## Set exercise
Copy out all the entries word for word.

## Stored rows
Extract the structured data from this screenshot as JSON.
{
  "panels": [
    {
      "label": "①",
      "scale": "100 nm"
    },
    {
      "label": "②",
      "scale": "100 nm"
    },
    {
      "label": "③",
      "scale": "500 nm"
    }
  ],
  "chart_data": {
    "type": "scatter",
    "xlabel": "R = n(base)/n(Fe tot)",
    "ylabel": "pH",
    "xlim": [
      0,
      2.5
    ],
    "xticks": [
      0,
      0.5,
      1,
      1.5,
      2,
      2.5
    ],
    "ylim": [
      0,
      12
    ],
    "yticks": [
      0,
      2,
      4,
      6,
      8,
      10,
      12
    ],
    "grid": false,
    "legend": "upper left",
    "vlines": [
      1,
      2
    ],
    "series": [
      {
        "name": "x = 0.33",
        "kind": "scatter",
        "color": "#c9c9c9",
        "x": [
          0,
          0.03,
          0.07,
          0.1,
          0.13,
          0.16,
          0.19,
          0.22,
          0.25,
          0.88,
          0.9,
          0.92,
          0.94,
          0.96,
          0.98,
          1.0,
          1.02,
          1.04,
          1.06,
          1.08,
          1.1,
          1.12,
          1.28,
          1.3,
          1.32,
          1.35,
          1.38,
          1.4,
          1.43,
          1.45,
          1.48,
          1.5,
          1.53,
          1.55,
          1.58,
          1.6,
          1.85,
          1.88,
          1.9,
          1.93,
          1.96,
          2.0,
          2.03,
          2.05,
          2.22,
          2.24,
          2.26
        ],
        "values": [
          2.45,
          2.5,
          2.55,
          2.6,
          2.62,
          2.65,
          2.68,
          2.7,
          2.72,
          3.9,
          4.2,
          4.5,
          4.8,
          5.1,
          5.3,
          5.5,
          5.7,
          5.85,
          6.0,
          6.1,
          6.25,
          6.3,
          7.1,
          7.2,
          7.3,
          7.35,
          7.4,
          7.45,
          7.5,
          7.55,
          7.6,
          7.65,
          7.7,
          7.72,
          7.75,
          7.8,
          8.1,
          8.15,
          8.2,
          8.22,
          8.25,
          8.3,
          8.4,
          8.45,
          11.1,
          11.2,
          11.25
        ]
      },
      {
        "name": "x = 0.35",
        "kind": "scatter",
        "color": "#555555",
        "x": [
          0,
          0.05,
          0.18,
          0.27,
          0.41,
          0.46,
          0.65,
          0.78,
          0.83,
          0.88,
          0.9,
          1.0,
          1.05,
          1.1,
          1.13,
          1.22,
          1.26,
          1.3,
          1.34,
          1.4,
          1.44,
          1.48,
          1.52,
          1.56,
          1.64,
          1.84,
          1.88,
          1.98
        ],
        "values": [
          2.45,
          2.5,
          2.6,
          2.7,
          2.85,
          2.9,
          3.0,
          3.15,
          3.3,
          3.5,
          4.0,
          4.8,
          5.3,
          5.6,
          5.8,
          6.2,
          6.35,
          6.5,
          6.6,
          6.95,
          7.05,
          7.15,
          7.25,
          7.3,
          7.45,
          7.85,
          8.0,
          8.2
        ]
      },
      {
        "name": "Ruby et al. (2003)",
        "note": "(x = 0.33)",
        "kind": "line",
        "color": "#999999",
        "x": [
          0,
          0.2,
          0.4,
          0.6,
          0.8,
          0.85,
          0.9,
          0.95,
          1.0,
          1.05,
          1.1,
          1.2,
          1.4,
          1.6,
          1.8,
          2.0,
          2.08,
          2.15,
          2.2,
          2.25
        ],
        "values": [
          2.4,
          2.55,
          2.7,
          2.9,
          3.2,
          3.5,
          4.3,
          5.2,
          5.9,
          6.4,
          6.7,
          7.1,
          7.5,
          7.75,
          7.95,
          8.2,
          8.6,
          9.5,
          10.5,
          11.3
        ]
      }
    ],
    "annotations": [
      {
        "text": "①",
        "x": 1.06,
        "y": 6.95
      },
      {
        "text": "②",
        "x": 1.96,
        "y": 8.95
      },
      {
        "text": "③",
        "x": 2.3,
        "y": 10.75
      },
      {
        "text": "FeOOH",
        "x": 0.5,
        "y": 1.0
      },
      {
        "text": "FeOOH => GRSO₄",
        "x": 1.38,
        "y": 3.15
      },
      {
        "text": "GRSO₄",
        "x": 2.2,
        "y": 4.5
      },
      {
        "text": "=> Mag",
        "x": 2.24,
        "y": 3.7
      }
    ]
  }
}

## The reply
Extract the structured data from this screenshot as JSON.
{
  "panels": [
    {
      "label": "①",
      "scale": "100 nm"
    },
    {
      "label": "②",
      "scale": "100 nm"
    },
    {
      "label": "③",
      "scale": "500 nm"
    }
  ],
  "chart_data": {
    "type": "scatter",
    "xlabel": "R = n(base)/n(Fe tot)",
    "ylabel": "pH",
    "xlim": [
      0,
      2.5
    ],
    "xticks": [
      0,
      0.5,
      1,
      1.5,
      2,
      2.5
    ],
    "ylim": [
      0,
      12
    ],
    "yticks": [
      0,
      2,
      4,
      6,
      8,
      10,
      12
    ],
    "grid": false,
    "legend": "upper left",
    "vlines": [
      1,
      2
    ],
    "series": [
      {
        "name": "x = 0.33",
        "kind": "scatter",
        "color": "#c9c9c9",
        "x": [
          0,
          0.03,
          0.07,
          0.1,
          0.13,
          0.16,
          0.19,
          0.22,
          0.25,
          0.88,
          0.9,
          0.92,
          0.94,
          0.96,
          0.98,
          1.0,
          1.02,
          1.04,
          1.06,
          1.08,
          1.1,
          1.12,
          1.28,
          1.3,
          1.32,
          1.35,
          1.38,
          1.4,
          1.43,
          1.45,
          1.48,
          1.5,
          1.53,
          1.55,
          1.58,
          1.6,
          1.85,
          1.88,
          1.9,
          1.93,
          1.96,
          2.0,
          2.03,
          2.05,
          2.22,
          2.24,
          2.26
        ],
        "values": [
          2.45,
          2.5,
          2.55,
          2.6,
          2.62,
          2.65,
          2.68,
          2.7,
          2.72,
          3.9,
          4.2,
          4.5,
          4.8,
          5.1,
          5.3,
          5.5,
          5.7,
          5.85,
          6.0,
          6.1,
          6.25,
          6.3,
          7.1,
          7.2,
          7.3,
          7.35,
          7.4,
          7.45,
          7.5,
          7.55,
          7.6,
          7.65,
          7.7,
          7.72,
          7.75,
          7.8,
          8.1,
          8.15,
          8.2,
          8.22,
          8.25,
          8.3,
          8.4,
          8.45,
          11.1,
          11.2,
          11.25
        ]
      },
      {
        "name": "x = 0.35",
        "kind": "scatter",
        "color": "#555555",
        "x": [
          0,
          0.05,
          0.18,
          0.27,
          0.41,
          0.46,
          0.65,
          0.78,
          0.83,
          0.88,
          0.9,
          1.0,
          1.05,
          1.1,
          1.13,
          1.22,
          1.26,
          1.3,
          1.34,
          1.4,
          1.44,
          1.48,
          1.52,
          1.56,
          1.64,
          1.84,
          1.88,
          1.98
        ],
        "values": [
          2.45,
          2.5,
          2.6,
          2.7,
          2.85,
          2.9,
          3.0,
          3.15,
          3.3,
          3.5,
          4.0,
          4.8,
          5.3,
          5.6,
          5.8,
          6.2,
          6.35,
          6.5,
          6.6,
          6.95,
          7.05,
          7.15,
          7.25,
          7.3,
          7.45,
          7.85,
          8.0,
          8.2
        ]
      },
      {
        "name": "Ruby et al. (2003)",
        "note": "(x = 0.33)",
        "kind": "line",
        "color": "#999999",
        "x": [
          0,
          0.2,
          0.4,
          0.6,
          0.8,
          0.85,
          0.9,
          0.95,
          1.0,
          1.05,
          1.1,
          1.2,
          1.4,
          1.6,
          1.8,
          2.0,
          2.08,
          2.15,
          2.2,
          2.25
        ],
        "values": [
          2.4,
          2.55,
          2.7,
          2.9,
          3.2,
          3.5,
          4.3,
          5.2,
          5.9,
          6.4,
          6.7,
          7.1,
          7.5,
          7.75,
          7.95,
          8.2,
          8.6,
          9.5,
          10.5,
          11.3
        ]
      }
    ],
    "annotations": [
      {
        "text": "①",
        "x": 1.06,
        "y": 6.95
      },
      {
        "text": "②",
        "x": 1.96,
        "y": 8.95
      },
      {
        "text": "③",
        "x": 2.3,
        "y": 10.75
      },
      {
        "text": "FeOOH",
        "x": 0.5,
        "y": 1.0
      },
      {
        "text": "FeOOH => GRSO₄",
        "x": 1.38,
        "y": 3.15
      },
      {
        "text": "GRSO₄",
        "x": 2.2,
        "y": 4.5
      },
      {
        "text": "=> Mag",
        "x": 2.24,
        "y": 3.7
      }
    ]
  }
}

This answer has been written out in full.